#### Exercise details:
Copy all lines of the listing that include the string "Explorer".

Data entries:
····················
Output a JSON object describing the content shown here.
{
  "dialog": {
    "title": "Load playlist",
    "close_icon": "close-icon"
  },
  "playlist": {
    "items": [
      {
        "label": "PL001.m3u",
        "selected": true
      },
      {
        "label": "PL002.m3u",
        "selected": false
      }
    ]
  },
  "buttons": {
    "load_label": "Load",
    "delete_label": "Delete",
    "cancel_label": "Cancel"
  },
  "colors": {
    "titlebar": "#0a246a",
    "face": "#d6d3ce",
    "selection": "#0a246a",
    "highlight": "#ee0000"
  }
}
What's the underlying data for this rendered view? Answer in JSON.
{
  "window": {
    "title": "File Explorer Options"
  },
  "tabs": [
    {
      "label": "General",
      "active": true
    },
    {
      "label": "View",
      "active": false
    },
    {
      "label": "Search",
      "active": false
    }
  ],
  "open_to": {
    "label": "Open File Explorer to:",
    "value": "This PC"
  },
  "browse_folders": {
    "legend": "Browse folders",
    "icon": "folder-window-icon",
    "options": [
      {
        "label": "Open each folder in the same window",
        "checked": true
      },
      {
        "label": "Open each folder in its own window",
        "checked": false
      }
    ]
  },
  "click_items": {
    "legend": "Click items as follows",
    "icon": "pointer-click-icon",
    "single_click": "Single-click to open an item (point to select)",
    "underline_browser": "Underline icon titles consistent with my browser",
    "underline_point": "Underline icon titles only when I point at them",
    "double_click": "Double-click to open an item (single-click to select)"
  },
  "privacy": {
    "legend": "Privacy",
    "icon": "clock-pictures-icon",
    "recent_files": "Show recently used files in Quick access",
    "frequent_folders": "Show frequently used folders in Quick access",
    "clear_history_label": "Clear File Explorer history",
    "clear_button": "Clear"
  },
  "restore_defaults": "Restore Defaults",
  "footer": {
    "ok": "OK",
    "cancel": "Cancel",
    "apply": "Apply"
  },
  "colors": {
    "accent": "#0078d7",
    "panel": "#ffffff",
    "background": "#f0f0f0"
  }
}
····················
#### Exercise output:
    "title": "File Explorer Options"
    "label": "Open File Explorer to:",
    "clear_history_label": "Clear File Explorer history",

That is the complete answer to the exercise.